>> Begin

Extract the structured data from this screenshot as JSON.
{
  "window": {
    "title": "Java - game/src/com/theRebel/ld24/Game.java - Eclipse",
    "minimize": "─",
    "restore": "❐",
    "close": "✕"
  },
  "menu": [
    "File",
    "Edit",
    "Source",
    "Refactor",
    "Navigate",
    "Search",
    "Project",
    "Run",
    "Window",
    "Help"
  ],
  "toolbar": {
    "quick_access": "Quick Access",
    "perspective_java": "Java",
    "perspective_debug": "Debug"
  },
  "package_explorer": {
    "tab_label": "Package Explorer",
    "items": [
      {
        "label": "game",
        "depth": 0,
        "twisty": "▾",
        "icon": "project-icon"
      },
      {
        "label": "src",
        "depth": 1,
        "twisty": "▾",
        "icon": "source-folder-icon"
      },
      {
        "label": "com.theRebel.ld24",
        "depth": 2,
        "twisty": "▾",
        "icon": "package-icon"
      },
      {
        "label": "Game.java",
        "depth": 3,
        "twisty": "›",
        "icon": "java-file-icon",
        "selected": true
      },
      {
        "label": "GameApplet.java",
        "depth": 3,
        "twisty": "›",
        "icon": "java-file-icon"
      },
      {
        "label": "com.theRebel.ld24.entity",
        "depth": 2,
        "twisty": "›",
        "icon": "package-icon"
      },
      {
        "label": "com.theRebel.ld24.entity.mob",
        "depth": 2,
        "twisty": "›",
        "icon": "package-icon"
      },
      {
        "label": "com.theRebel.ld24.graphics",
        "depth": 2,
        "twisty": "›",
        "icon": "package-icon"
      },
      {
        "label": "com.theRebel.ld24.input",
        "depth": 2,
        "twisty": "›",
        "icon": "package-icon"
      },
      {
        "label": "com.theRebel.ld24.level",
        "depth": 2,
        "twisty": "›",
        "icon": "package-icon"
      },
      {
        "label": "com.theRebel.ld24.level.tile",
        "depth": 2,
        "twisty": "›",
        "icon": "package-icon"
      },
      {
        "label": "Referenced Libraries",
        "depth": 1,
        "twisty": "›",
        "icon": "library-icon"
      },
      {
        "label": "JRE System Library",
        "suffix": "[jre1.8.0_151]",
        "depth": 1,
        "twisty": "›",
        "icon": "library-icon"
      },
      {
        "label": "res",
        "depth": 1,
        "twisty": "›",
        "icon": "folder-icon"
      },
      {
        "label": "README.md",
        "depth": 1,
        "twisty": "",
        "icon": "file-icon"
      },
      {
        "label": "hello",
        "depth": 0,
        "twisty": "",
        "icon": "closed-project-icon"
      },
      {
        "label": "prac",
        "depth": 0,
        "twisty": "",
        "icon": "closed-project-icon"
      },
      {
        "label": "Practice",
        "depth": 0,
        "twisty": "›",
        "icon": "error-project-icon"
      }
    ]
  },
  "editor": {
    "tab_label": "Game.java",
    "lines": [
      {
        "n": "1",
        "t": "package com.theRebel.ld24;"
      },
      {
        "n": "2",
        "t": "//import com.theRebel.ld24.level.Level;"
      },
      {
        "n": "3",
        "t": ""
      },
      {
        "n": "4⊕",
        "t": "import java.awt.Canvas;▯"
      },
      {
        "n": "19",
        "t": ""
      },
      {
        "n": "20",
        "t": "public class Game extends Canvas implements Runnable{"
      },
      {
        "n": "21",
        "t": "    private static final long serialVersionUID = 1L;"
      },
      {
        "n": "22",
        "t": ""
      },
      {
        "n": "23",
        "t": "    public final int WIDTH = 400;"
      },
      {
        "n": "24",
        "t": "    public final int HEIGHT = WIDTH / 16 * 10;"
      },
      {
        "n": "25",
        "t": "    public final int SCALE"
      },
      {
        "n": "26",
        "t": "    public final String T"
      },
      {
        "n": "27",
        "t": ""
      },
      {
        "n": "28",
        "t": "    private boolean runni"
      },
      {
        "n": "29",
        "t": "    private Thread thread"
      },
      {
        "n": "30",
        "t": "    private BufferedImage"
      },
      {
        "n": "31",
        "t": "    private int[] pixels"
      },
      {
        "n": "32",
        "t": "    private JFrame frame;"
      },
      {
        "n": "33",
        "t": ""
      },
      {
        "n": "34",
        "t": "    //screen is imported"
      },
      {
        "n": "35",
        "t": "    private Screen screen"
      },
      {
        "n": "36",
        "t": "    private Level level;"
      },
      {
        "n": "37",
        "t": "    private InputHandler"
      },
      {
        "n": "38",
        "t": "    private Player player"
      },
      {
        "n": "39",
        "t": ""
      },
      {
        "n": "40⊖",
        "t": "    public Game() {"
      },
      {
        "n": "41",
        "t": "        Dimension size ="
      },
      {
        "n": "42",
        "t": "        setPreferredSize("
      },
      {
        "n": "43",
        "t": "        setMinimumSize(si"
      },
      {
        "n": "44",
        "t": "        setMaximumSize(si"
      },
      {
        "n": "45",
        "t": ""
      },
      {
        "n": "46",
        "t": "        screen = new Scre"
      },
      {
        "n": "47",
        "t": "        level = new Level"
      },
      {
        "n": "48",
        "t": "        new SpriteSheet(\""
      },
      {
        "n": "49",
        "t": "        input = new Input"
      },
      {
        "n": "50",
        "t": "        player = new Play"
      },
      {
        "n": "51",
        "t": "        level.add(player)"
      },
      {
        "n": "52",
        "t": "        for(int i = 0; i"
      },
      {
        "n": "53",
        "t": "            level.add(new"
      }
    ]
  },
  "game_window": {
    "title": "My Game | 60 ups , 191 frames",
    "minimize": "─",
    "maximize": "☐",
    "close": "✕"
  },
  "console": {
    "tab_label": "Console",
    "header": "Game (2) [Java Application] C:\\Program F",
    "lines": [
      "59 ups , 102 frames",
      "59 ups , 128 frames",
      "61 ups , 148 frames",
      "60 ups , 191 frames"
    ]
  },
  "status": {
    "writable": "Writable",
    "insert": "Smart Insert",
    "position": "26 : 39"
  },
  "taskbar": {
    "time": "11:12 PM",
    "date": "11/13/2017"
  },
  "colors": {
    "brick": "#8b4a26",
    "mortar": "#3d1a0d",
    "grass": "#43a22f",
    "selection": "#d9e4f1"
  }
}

>> End

DIRECTION: Repeat the data verbatim.

SOLUTION FOR THIS EXERCISE:
Extract the structured data from this screenshot as JSON.
{
  "window": {
    "title": "Java - game/src/com/theRebel/ld24/Game.java - Eclipse",
    "minimize": "─",
    "restore": "❐",
    "close": "✕"
  },
  "menu": [
    "File",
    "Edit",
    "Source",
    "Refactor",
    "Navigate",
    "Search",
    "Project",
    "Run",
    "Window",
    "Help"
  ],
  "toolbar": {
    "quick_access": "Quick Access",
    "perspective_java": "Java",
    "perspective_debug": "Debug"
  },
  "package_explorer": {
    "tab_label": "Package Explorer",
    "items": [
      {
        "label": "game",
        "depth": 0,
        "twisty": "▾",
        "icon": "project-icon"
      },
      {
        "label": "src",
        "depth": 1,
        "twisty": "▾",
        "icon": "source-folder-icon"
      },
      {
        "label": "com.theRebel.ld24",
        "depth": 2,
        "twisty": "▾",
        "icon": "package-icon"
      },
      {
        "label": "Game.java",
        "depth": 3,
        "twisty": "›",
        "icon": "java-file-icon",
        "selected": true
      },
      {
        "label": "GameApplet.java",
        "depth": 3,
        "twisty": "›",
        "icon": "java-file-icon"
      },
      {
        "label": "com.theRebel.ld24.entity",
        "depth": 2,
        "twisty": "›",
        "icon": "package-icon"
      },
      {
        "label": "com.theRebel.ld24.entity.mob",
        "depth": 2,
        "twisty": "›",
        "icon": "package-icon"
      },
      {
        "label": "com.theRebel.ld24.graphics",
        "depth": 2,
        "twisty": "›",
        "icon": "package-icon"
      },
      {
        "label": "com.theRebel.ld24.input",
        "depth": 2,
        "twisty": "›",
        "icon": "package-icon"
      },
      {
        "label": "com.theRebel.ld24.level",
        "depth": 2,
        "twisty": "›",
        "icon": "package-icon"
      },
      {
        "label": "com.theRebel.ld24.level.tile",
        "depth": 2,
        "twisty": "›",
        "icon": "package-icon"
      },
      {
        "label": "Referenced Libraries",
        "depth": 1,
        "twisty": "›",
        "icon": "library-icon"
      },
      {
        "label": "JRE System Library",
        "suffix": "[jre1.8.0_151]",
        "depth": 1,
        "twisty": "›",
        "icon": "library-icon"
      },
      {
        "label": "res",
        "depth": 1,
        "twisty": "›",
        "icon": "folder-icon"
      },
      {
        "label": "README.md",
        "depth": 1,
        "twisty": "",
        "icon": "file-icon"
      },
      {
        "label": "hello",
        "depth": 0,
        "twisty": "",
        "icon": "closed-project-icon"
      },
      {
        "label": "prac",
        "depth": 0,
        "twisty": "",
        "icon": "closed-project-icon"
      },
      {
        "label": "Practice",
        "depth": 0,
        "twisty": "›",
        "icon": "error-project-icon"
      }
    ]
  },
  "editor": {
    "tab_label": "Game.java",
    "lines": [
      {
        "n": "1",
        "t": "package com.theRebel.ld24;"
      },
      {
        "n": "2",
        "t": "//import com.theRebel.ld24.level.Level;"
      },
      {
        "n": "3",
        "t": ""
      },
      {
        "n": "4⊕",
        "t": "import java.awt.Canvas;▯"
      },
      {
        "n": "19",
        "t": ""
      },
      {
        "n": "20",
        "t": "public class Game extends Canvas implements Runnable{"
      },
      {
        "n": "21",
        "t": "    private static final long serialVersionUID = 1L;"
      },
      {
        "n": "22",
        "t": ""
      },
      {
        "n": "23",
        "t": "    public final int WIDTH = 400;"
      },
      {
        "n": "24",
        "t": "    public final int HEIGHT = WIDTH / 16 * 10;"
      },
      {
        "n": "25",
        "t": "    public final int SCALE"
      },
      {
        "n": "26",
        "t": "    public final String T"
      },
      {
        "n": "27",
        "t": ""
      },
      {
        "n": "28",
        "t": "    private boolean runni"
      },
      {
        "n": "29",
        "t": "    private Thread thread"
      },
      {
        "n": "30",
        "t": "    private BufferedImage"
      },
      {
        "n": "31",
        "t": "    private int[] pixels"
      },
      {
        "n": "32",
        "t": "    private JFrame frame;"
      },
      {
        "n": "33",
        "t": ""
      },
      {
        "n": "34",
        "t": "    //screen is imported"
      },
      {
        "n": "35",
        "t": "    private Screen screen"
      },
      {
        "n": "36",
        "t": "    private Level level;"
      },
      {
        "n": "37",
        "t": "    private InputHandler"
      },
      {
        "n": "38",
        "t": "    private Player player"
      },
      {
        "n": "39",
        "t": ""
      },
      {
        "n": "40⊖",
        "t": "    public Game() {"
      },
      {
        "n": "41",
        "t": "        Dimension size ="
      },
      {
        "n": "42",
        "t": "        setPreferredSize("
      },
      {
        "n": "43",
        "t": "        setMinimumSize(si"
      },
      {
        "n": "44",
        "t": "        setMaximumSize(si"
      },
      {
        "n": "45",
        "t": ""
      },
      {
        "n": "46",
        "t": "        screen = new Scre"
      },
      {
        "n": "47",
        "t": "        level = new Level"
      },
      {
        "n": "48",
        "t": "        new SpriteSheet(\""
      },
      {
        "n": "49",
        "t": "        input = new Input"
      },
      {
        "n": "50",
        "t": "        player = new Play"
      },
      {
        "n": "51",
        "t": "        level.add(player)"
      },
      {
        "n": "52",
        "t": "        for(int i = 0; i"
      },
      {
        "n": "53",
        "t": "            level.add(new"
      }
    ]
  },
  "game_window": {
    "title": "My Game | 60 ups , 191 frames",
    "minimize": "─",
    "maximize": "☐",
    "close": "✕"
  },
  "console": {
    "tab_label": "Console",
    "header": "Game (2) [Java Application] C:\\Program F",
    "lines": [
      "59 ups , 102 frames",
      "59 ups , 128 frames",
      "61 ups , 148 frames",
      "60 ups , 191 frames"
    ]
  },
  "status": {
    "writable": "Writable",
    "insert": "Smart Insert",
    "position": "26 : 39"
  },
  "taskbar": {
    "time": "11:12 PM",
    "date": "11/13/2017"
  },
  "colors": {
    "brick": "#8b4a26",
    "mortar": "#3d1a0d",
    "grass": "#43a22f",
    "selection": "#d9e4f1"
  }
}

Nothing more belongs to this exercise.